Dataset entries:

____

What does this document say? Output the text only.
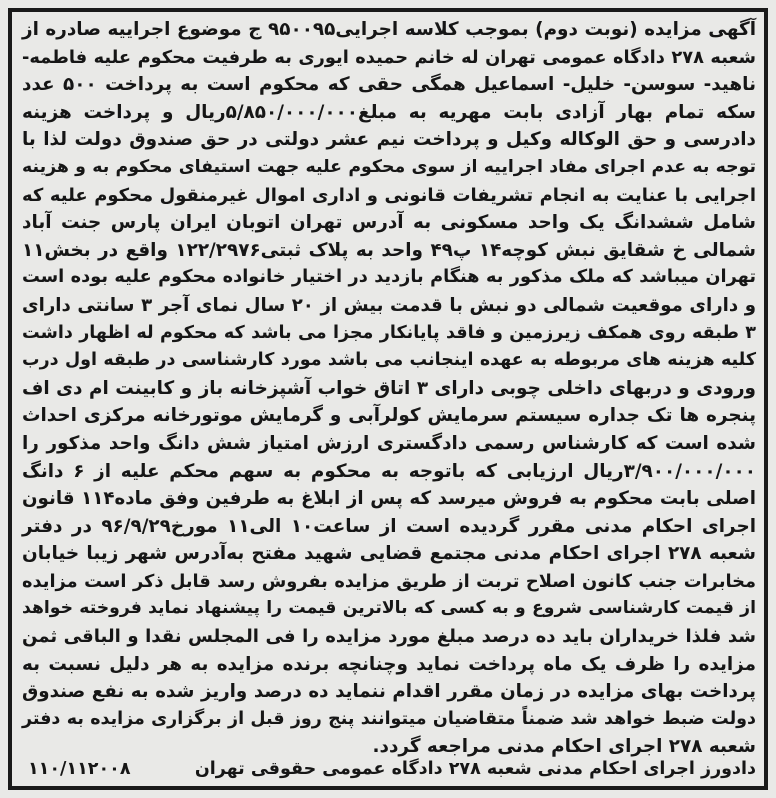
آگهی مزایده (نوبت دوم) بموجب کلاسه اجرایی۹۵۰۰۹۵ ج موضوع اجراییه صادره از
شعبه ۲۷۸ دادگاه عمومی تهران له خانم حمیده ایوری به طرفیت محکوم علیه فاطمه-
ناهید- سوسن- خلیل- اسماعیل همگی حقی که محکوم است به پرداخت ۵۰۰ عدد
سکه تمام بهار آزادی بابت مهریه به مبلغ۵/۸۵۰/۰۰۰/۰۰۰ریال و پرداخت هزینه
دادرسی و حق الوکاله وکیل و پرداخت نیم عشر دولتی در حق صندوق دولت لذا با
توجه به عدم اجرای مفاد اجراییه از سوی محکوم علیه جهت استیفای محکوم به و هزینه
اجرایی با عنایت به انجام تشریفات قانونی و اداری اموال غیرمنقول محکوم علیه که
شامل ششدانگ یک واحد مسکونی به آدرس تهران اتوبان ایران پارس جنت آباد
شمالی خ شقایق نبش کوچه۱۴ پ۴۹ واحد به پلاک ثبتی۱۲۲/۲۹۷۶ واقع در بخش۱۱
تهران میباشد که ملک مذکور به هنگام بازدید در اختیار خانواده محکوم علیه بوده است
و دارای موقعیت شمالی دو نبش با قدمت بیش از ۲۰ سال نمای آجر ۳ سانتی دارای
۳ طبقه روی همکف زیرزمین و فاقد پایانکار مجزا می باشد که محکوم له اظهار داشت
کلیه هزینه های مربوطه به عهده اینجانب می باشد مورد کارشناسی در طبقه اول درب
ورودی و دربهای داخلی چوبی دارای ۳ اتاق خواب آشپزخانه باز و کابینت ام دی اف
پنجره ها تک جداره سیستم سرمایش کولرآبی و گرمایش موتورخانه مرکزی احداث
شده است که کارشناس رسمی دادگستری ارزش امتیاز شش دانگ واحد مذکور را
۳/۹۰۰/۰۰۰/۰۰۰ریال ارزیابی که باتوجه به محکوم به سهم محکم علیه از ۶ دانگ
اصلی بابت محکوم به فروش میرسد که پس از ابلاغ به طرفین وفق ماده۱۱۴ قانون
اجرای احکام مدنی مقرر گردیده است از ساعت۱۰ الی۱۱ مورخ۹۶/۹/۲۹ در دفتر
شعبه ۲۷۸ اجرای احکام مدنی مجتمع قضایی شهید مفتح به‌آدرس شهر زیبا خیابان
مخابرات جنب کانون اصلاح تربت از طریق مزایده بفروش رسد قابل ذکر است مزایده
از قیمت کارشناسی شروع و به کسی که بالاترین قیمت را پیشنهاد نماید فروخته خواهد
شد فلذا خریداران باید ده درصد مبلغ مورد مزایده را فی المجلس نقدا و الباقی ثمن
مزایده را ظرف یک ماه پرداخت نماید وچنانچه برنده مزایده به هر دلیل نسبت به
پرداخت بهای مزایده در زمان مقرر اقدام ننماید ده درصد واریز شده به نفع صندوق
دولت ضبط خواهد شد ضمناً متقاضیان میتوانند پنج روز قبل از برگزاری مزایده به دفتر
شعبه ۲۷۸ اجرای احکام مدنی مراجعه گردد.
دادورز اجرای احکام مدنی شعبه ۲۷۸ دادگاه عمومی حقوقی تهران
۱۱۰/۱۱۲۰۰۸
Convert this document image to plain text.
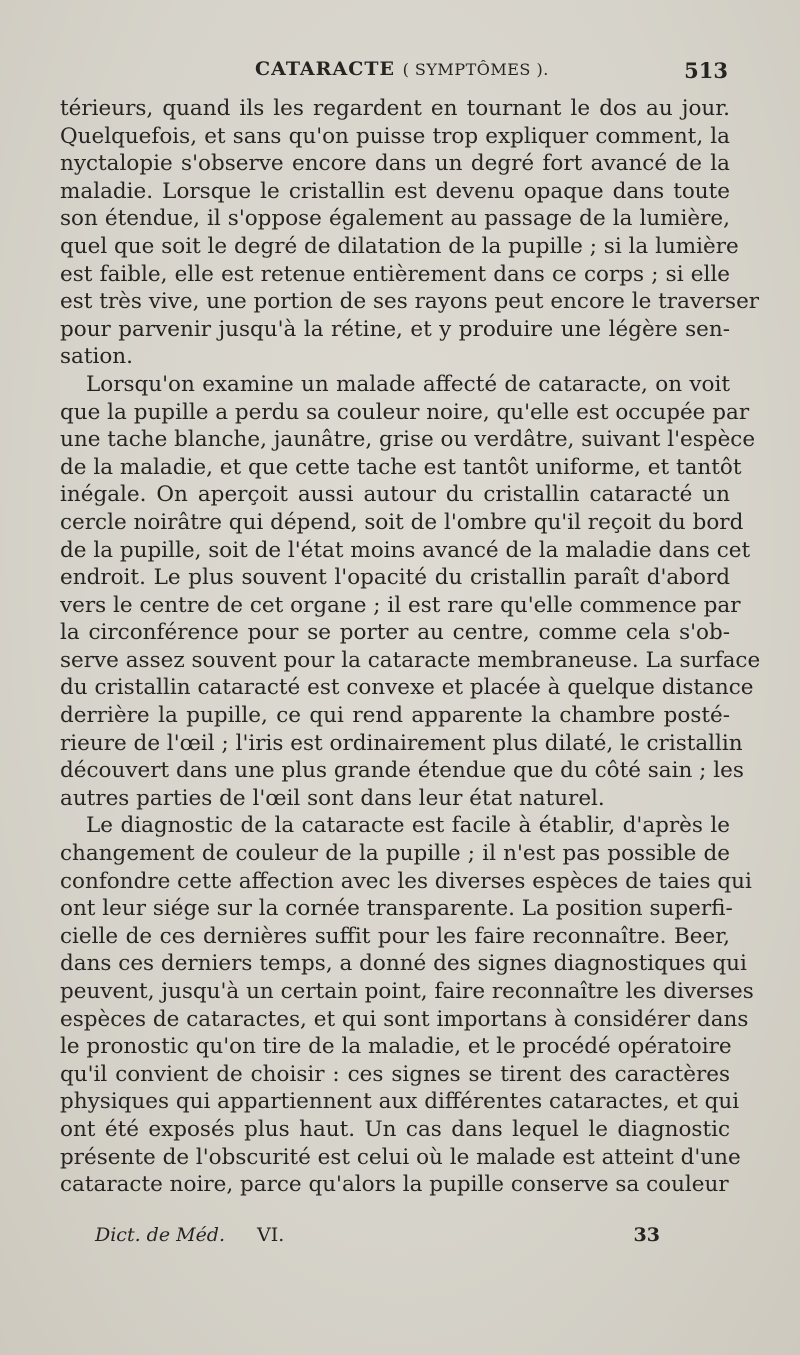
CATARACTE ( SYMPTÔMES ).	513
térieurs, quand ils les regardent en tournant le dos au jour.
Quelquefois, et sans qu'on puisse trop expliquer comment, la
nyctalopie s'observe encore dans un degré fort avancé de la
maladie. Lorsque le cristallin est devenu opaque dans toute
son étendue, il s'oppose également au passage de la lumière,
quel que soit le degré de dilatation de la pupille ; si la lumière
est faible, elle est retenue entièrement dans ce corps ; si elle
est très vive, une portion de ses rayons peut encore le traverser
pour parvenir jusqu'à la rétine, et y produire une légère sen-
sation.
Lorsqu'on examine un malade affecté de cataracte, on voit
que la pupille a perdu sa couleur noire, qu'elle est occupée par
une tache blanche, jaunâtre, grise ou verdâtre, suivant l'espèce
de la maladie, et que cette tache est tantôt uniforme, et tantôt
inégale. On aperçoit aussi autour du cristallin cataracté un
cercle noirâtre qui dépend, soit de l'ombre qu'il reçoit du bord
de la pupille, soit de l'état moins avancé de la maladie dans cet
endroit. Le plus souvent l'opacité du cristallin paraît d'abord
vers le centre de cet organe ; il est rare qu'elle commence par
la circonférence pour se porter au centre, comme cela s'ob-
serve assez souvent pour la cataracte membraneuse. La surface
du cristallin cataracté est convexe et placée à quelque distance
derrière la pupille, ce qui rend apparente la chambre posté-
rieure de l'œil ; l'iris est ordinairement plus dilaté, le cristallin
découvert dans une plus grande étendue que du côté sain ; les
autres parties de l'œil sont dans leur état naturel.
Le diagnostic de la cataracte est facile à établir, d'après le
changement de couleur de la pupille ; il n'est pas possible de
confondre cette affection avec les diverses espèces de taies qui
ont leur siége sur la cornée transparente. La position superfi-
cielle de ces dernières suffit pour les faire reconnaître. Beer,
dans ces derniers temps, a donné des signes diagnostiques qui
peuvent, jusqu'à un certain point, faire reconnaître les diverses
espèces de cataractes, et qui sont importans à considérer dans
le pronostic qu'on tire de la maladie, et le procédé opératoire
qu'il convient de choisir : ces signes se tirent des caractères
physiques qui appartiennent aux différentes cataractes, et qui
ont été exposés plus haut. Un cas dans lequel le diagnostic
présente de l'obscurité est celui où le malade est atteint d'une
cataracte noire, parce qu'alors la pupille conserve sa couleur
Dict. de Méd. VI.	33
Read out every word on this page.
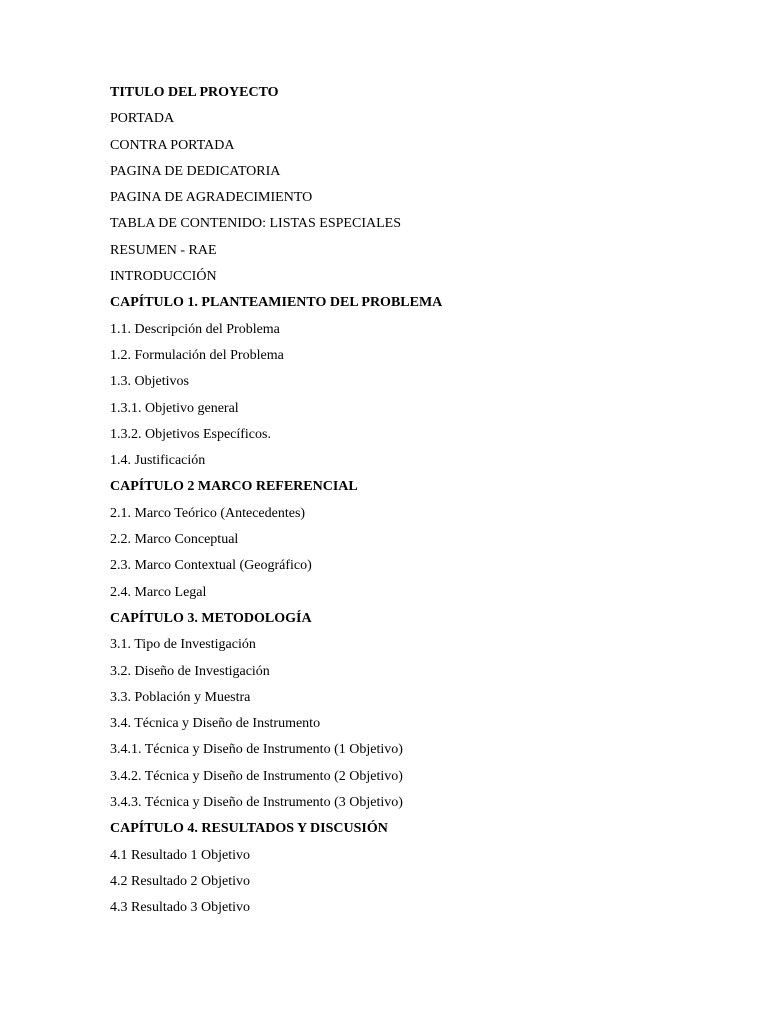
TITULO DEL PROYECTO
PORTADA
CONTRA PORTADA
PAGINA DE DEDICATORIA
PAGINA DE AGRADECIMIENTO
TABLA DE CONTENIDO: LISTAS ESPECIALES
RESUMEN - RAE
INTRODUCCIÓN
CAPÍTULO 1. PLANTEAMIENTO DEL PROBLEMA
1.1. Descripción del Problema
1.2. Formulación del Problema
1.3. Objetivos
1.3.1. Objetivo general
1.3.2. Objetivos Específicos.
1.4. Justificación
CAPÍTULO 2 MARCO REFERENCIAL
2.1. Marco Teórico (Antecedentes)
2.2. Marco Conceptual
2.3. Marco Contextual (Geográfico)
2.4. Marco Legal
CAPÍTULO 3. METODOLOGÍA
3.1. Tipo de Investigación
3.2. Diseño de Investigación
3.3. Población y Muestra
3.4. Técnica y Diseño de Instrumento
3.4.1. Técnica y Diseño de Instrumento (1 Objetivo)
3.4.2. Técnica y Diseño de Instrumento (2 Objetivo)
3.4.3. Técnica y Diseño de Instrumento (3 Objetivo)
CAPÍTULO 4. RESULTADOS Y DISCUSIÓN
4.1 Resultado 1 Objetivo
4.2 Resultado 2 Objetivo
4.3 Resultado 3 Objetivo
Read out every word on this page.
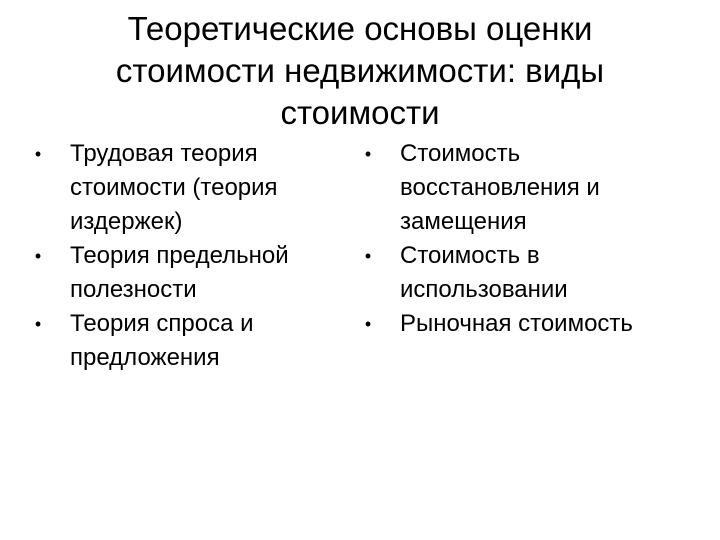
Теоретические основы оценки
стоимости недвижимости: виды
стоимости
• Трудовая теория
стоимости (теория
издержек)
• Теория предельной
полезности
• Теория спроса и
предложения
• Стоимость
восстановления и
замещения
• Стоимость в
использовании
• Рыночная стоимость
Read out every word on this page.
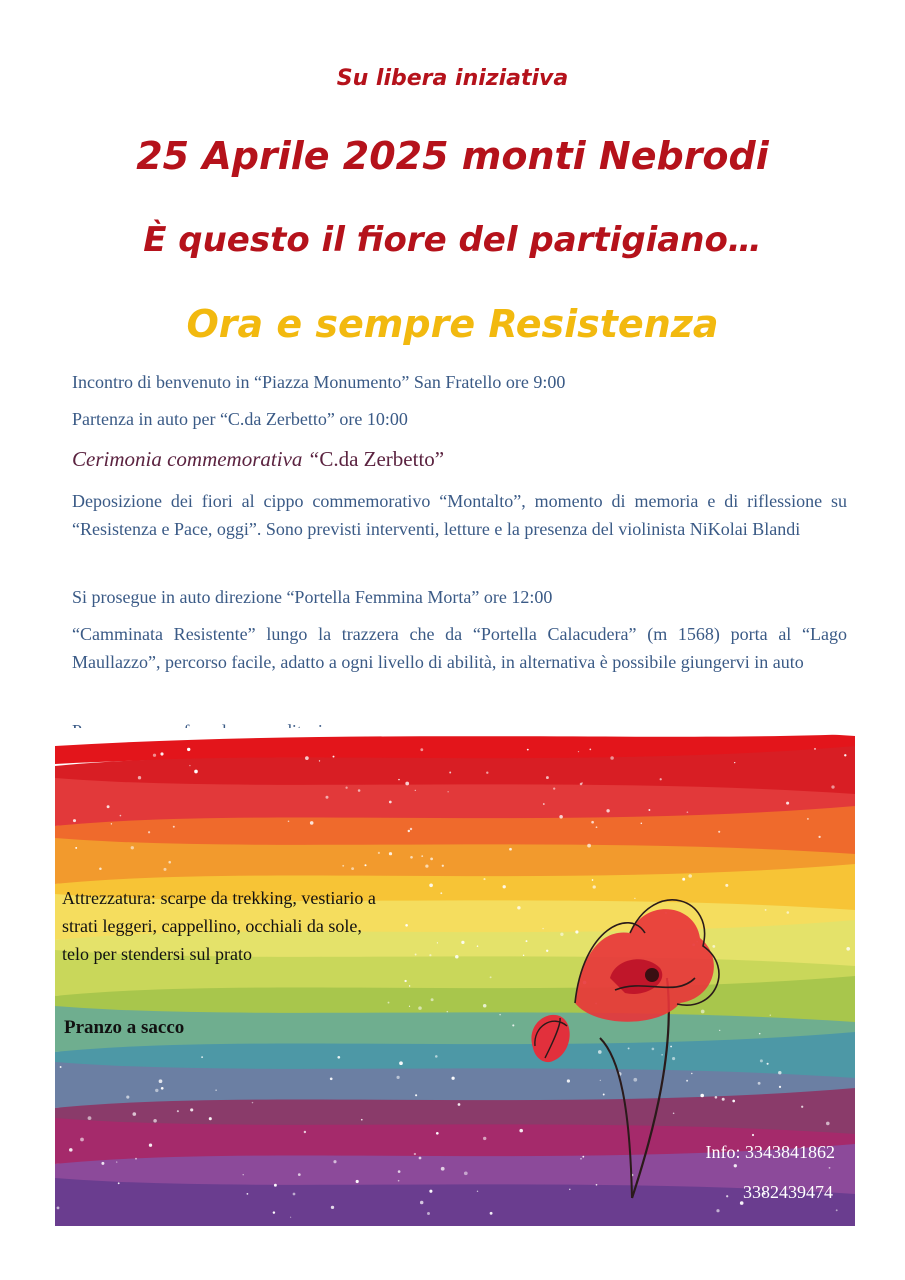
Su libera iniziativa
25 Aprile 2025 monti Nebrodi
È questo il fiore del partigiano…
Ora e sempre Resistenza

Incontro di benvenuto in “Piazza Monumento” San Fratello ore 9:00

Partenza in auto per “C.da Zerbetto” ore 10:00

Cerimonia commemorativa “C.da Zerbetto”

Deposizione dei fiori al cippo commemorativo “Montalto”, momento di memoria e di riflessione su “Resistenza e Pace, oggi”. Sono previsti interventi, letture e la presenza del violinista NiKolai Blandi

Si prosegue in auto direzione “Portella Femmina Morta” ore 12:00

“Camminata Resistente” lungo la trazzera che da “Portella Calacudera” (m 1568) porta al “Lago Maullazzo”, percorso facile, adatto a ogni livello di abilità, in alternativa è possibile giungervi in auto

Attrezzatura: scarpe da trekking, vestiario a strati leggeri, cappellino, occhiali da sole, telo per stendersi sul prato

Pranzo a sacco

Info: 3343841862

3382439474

____

■ STATED PROBLEM: In the listing above, count each line that holds the string "tache". Give the number only.

■ RIGHT ANSWER: 2